● RECORDS SUPPLIED
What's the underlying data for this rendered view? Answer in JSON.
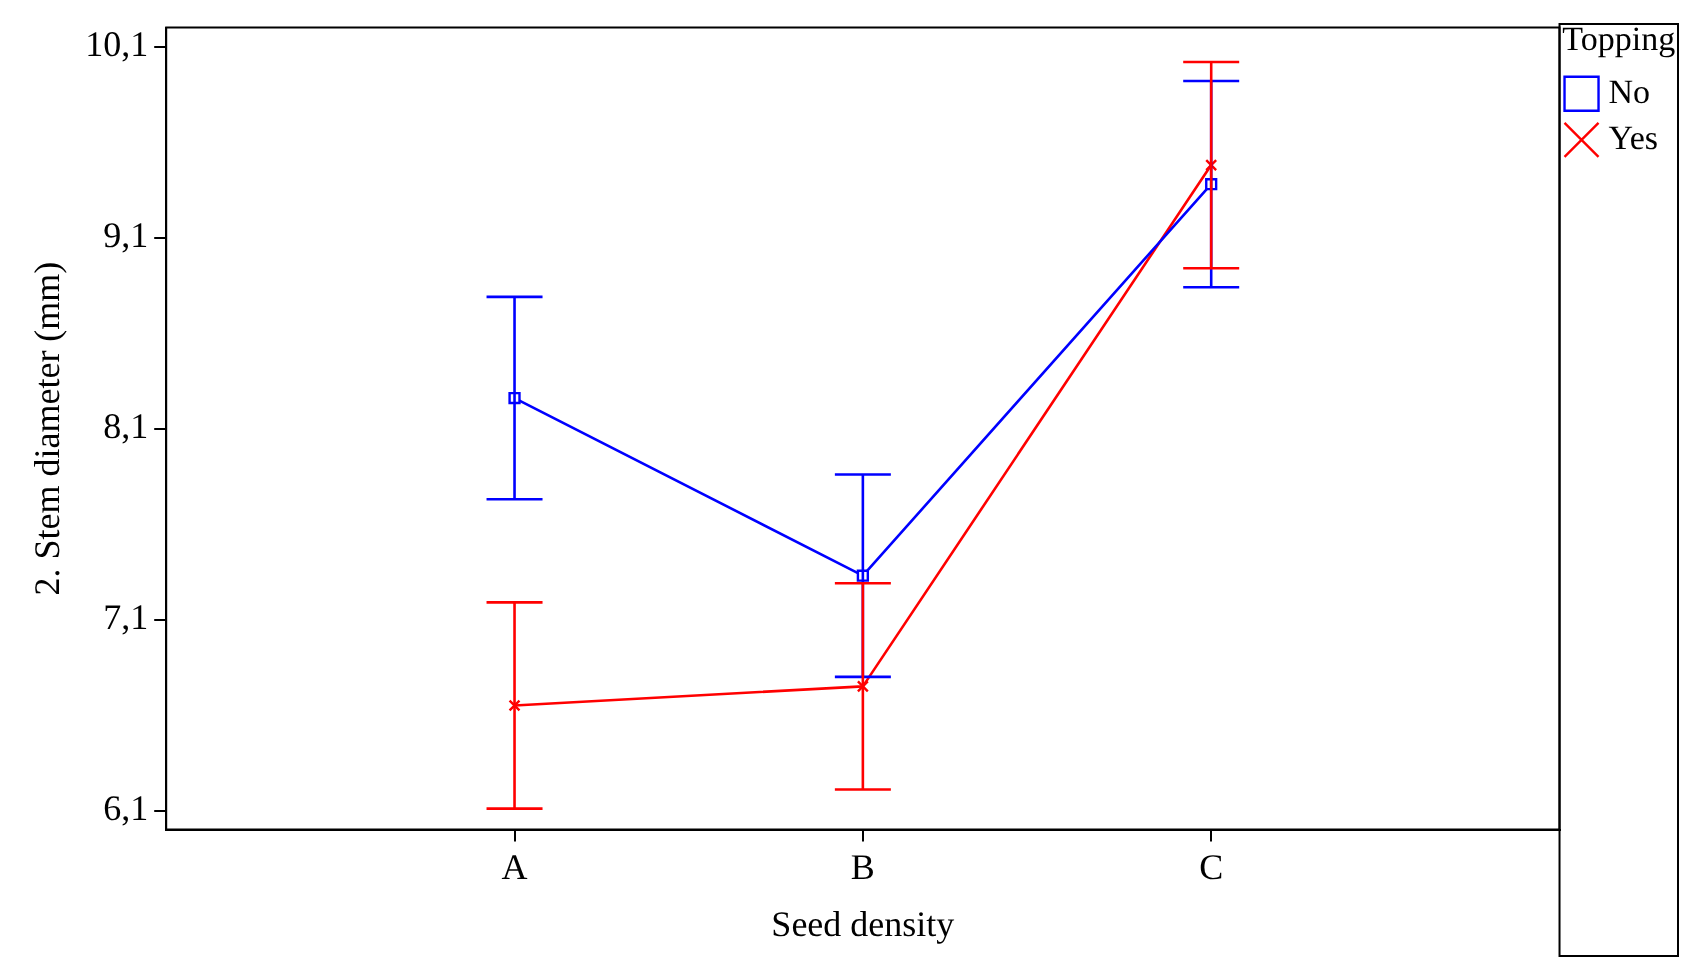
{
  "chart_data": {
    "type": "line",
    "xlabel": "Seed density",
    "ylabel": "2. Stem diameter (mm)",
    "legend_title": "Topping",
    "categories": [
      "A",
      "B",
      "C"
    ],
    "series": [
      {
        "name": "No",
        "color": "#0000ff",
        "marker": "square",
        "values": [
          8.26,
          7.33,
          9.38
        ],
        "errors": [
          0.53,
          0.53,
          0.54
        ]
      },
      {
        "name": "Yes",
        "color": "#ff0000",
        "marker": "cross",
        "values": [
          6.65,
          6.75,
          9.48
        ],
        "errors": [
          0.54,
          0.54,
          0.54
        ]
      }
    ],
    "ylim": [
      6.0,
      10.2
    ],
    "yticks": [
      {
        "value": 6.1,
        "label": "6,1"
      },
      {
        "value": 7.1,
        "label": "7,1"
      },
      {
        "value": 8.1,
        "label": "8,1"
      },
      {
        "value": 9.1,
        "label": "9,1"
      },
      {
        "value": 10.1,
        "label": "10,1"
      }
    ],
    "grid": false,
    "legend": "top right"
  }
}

● TASK GOAL
Your copy of the data above should match it exactly, except that pictures are left out.

● RESULT
What's the underlying data for this rendered view? Answer in JSON.
{
  "chart_data": {
    "type": "line",
    "xlabel": "Seed density",
    "ylabel": "2. Stem diameter (mm)",
    "legend_title": "Topping",
    "categories": [
      "A",
      "B",
      "C"
    ],
    "series": [
      {
        "name": "No",
        "color": "#0000ff",
        "marker": "square",
        "values": [
          8.26,
          7.33,
          9.38
        ],
        "errors": [
          0.53,
          0.53,
          0.54
        ]
      },
      {
        "name": "Yes",
        "color": "#ff0000",
        "marker": "cross",
        "values": [
          6.65,
          6.75,
          9.48
        ],
        "errors": [
          0.54,
          0.54,
          0.54
        ]
      }
    ],
    "ylim": [
      6.0,
      10.2
    ],
    "yticks": [
      {
        "value": 6.1,
        "label": "6,1"
      },
      {
        "value": 7.1,
        "label": "7,1"
      },
      {
        "value": 8.1,
        "label": "8,1"
      },
      {
        "value": 9.1,
        "label": "9,1"
      },
      {
        "value": 10.1,
        "label": "10,1"
      }
    ],
    "grid": false,
    "legend": "top right"
  }
}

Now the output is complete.